**MATERIAL FOR THIS TASK:**
※ ※ ※
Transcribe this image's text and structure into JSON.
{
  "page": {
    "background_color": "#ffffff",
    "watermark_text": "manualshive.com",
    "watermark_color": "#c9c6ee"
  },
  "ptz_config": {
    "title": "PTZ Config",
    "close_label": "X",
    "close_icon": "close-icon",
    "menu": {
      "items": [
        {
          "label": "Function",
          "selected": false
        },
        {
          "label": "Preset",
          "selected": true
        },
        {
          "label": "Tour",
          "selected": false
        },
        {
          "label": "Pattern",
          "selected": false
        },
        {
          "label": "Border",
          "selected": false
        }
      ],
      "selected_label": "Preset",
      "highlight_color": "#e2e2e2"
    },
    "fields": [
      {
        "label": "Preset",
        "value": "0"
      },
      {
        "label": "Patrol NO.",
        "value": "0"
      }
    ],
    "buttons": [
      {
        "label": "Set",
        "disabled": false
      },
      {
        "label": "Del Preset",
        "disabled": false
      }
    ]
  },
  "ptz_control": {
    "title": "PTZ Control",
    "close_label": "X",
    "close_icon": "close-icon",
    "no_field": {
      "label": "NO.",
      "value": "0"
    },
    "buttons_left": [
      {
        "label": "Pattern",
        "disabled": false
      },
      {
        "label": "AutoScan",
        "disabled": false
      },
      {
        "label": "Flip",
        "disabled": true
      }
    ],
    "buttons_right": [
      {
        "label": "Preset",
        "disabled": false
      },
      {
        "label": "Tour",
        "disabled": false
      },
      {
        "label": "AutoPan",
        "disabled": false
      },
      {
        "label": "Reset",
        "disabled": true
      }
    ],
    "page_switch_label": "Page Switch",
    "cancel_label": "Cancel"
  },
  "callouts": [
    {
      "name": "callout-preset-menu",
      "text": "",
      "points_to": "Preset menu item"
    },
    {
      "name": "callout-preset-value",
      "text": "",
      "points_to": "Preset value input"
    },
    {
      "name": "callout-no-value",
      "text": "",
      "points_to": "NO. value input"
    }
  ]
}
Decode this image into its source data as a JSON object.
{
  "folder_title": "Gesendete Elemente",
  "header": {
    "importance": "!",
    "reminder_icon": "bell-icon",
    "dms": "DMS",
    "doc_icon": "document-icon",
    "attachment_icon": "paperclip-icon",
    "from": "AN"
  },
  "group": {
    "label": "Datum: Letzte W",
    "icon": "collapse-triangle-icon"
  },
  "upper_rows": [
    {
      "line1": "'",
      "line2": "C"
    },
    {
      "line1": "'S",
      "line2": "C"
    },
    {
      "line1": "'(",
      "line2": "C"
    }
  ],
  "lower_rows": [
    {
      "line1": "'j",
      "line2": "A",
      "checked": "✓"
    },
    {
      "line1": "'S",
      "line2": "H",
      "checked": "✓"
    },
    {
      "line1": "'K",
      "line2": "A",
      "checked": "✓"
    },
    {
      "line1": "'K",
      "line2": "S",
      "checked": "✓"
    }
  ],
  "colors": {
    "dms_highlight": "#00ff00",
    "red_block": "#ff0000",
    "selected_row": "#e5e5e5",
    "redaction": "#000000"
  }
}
※ ※ ※
**STATED TASK:** Your task is to retype all of the records exactly.

**WRITTEN RESPONSE:**
Transcribe this image's text and structure into JSON.
{
  "page": {
    "background_color": "#ffffff",
    "watermark_text": "manualshive.com",
    "watermark_color": "#c9c6ee"
  },
  "ptz_config": {
    "title": "PTZ Config",
    "close_label": "X",
    "close_icon": "close-icon",
    "menu": {
      "items": [
        {
          "label": "Function",
          "selected": false
        },
        {
          "label": "Preset",
          "selected": true
        },
        {
          "label": "Tour",
          "selected": false
        },
        {
          "label": "Pattern",
          "selected": false
        },
        {
          "label": "Border",
          "selected": false
        }
      ],
      "selected_label": "Preset",
      "highlight_color": "#e2e2e2"
    },
    "fields": [
      {
        "label": "Preset",
        "value": "0"
      },
      {
        "label": "Patrol NO.",
        "value": "0"
      }
    ],
    "buttons": [
      {
        "label": "Set",
        "disabled": false
      },
      {
        "label": "Del Preset",
        "disabled": false
      }
    ]
  },
  "ptz_control": {
    "title": "PTZ Control",
    "close_label": "X",
    "close_icon": "close-icon",
    "no_field": {
      "label": "NO.",
      "value": "0"
    },
    "buttons_left": [
      {
        "label": "Pattern",
        "disabled": false
      },
      {
        "label": "AutoScan",
        "disabled": false
      },
      {
        "label": "Flip",
        "disabled": true
      }
    ],
    "buttons_right": [
      {
        "label": "Preset",
        "disabled": false
      },
      {
        "label": "Tour",
        "disabled": false
      },
      {
        "label": "AutoPan",
        "disabled": false
      },
      {
        "label": "Reset",
        "disabled": true
      }
    ],
    "page_switch_label": "Page Switch",
    "cancel_label": "Cancel"
  },
  "callouts": [
    {
      "name": "callout-preset-menu",
      "text": "",
      "points_to": "Preset menu item"
    },
    {
      "name": "callout-preset-value",
      "text": "",
      "points_to": "Preset value input"
    },
    {
      "name": "callout-no-value",
      "text": "",
      "points_to": "NO. value input"
    }
  ]
}
Decode this image into its source data as a JSON object.
{
  "folder_title": "Gesendete Elemente",
  "header": {
    "importance": "!",
    "reminder_icon": "bell-icon",
    "dms": "DMS",
    "doc_icon": "document-icon",
    "attachment_icon": "paperclip-icon",
    "from": "AN"
  },
  "group": {
    "label": "Datum: Letzte W",
    "icon": "collapse-triangle-icon"
  },
  "upper_rows": [
    {
      "line1": "'",
      "line2": "C"
    },
    {
      "line1": "'S",
      "line2": "C"
    },
    {
      "line1": "'(",
      "line2": "C"
    }
  ],
  "lower_rows": [
    {
      "line1": "'j",
      "line2": "A",
      "checked": "✓"
    },
    {
      "line1": "'S",
      "line2": "H",
      "checked": "✓"
    },
    {
      "line1": "'K",
      "line2": "A",
      "checked": "✓"
    },
    {
      "line1": "'K",
      "line2": "S",
      "checked": "✓"
    }
  ],
  "colors": {
    "dms_highlight": "#00ff00",
    "red_block": "#ff0000",
    "selected_row": "#e5e5e5",
    "redaction": "#000000"
  }
}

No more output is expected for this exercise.